■ **Supplied data**:
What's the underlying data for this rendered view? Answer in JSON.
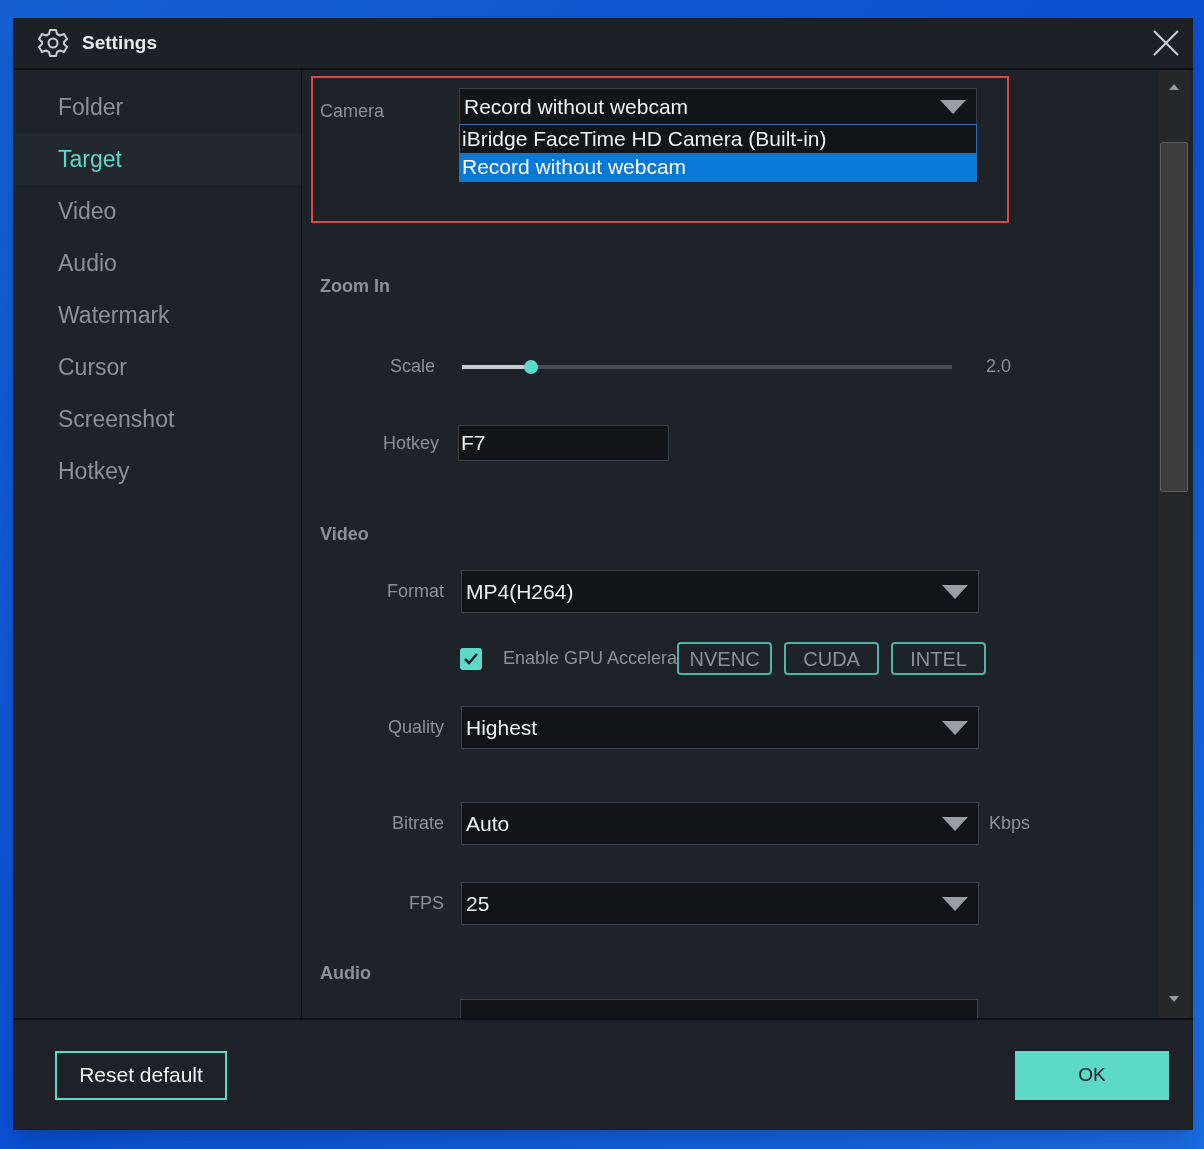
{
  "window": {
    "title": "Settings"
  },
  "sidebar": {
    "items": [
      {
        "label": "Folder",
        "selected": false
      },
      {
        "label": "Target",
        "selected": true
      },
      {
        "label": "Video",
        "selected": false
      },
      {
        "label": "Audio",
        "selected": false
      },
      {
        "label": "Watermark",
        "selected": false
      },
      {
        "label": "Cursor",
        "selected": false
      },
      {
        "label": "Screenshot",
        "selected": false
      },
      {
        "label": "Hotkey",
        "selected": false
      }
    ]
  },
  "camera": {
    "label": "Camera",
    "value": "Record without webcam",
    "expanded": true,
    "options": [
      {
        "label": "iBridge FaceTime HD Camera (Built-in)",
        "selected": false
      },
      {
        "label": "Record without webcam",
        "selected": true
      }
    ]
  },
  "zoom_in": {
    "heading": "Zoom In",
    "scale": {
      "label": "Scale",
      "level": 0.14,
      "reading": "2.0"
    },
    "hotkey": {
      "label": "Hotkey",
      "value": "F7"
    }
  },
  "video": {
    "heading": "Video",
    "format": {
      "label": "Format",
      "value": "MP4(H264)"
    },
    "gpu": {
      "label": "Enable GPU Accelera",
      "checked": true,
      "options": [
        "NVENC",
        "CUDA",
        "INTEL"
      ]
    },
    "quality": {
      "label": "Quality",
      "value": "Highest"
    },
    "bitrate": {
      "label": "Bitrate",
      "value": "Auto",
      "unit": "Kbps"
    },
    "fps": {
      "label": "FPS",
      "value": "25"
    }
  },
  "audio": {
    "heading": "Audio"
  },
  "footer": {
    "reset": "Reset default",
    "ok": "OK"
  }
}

...

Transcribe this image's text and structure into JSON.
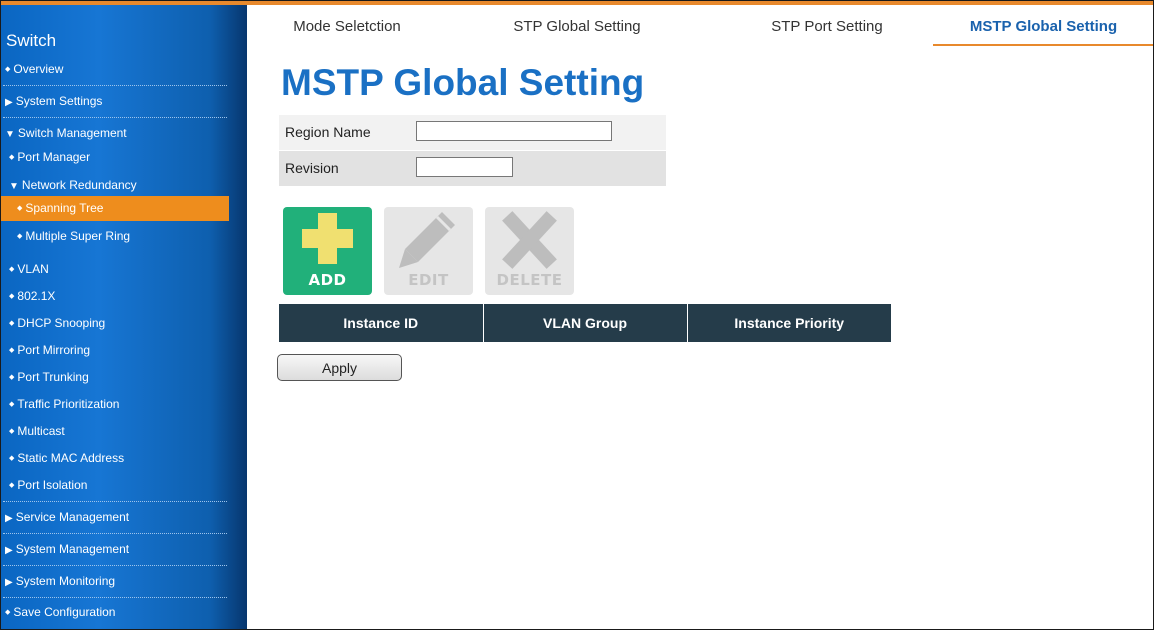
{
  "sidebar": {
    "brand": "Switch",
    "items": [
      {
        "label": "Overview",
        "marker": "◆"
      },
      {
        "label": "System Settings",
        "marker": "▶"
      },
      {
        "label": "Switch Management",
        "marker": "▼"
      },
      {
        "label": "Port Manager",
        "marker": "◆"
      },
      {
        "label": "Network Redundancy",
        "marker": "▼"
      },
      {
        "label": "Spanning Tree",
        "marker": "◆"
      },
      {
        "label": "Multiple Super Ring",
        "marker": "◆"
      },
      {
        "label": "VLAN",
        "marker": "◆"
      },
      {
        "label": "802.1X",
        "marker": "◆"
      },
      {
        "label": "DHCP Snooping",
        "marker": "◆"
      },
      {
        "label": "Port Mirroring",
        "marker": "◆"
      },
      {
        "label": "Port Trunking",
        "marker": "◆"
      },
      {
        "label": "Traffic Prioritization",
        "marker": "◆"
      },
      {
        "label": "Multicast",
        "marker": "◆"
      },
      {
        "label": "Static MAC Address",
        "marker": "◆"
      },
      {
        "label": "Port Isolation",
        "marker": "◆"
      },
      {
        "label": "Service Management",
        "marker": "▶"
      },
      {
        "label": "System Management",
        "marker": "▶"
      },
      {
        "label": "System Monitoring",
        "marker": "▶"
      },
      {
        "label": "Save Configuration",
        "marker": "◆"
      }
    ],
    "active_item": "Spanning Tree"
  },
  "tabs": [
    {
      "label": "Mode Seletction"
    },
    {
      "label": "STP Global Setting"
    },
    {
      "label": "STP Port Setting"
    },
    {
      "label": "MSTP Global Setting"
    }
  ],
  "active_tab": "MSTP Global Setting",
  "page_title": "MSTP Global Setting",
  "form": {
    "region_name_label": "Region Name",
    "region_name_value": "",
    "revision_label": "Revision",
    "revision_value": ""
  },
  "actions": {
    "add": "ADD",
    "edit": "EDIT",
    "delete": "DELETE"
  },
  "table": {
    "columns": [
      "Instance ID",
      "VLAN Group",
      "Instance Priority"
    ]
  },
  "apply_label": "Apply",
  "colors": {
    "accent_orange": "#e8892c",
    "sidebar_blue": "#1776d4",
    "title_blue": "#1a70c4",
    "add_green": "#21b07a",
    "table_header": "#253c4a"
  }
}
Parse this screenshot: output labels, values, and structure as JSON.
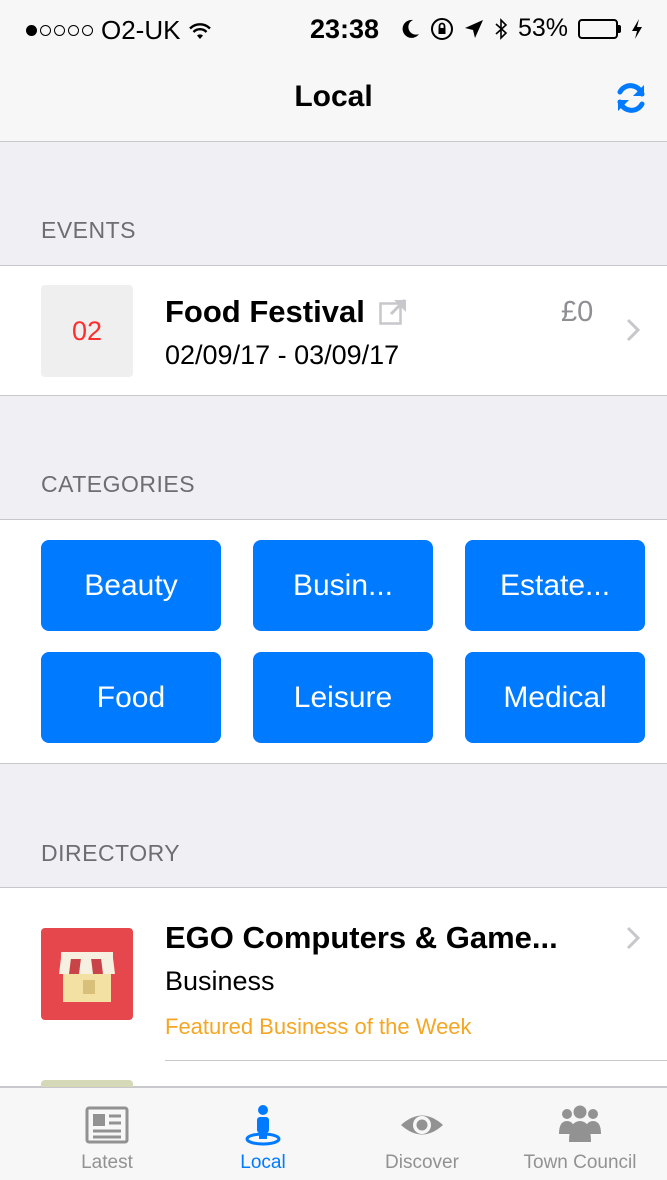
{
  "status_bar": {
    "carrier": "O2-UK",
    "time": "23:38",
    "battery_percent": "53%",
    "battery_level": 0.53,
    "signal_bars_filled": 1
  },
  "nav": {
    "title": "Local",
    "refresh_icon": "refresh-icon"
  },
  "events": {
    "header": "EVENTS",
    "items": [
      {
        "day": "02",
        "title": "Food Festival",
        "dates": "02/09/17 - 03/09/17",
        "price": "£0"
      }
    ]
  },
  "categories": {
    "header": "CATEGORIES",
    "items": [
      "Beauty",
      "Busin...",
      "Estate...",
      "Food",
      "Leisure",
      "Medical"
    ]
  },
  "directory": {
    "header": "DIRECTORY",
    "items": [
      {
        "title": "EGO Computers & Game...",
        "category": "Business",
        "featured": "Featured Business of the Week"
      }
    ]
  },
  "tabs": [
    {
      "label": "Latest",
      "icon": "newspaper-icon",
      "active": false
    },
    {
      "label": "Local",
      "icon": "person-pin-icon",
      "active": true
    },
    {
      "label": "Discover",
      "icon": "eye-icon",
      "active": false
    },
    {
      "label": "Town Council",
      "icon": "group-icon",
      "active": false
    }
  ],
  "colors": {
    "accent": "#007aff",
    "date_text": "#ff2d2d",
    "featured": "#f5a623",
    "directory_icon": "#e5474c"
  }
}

■ **The task**:
Check each line above for the word "MSTP" and give the number of lines that have it, nothing else.

■ **Answer for the task**:
3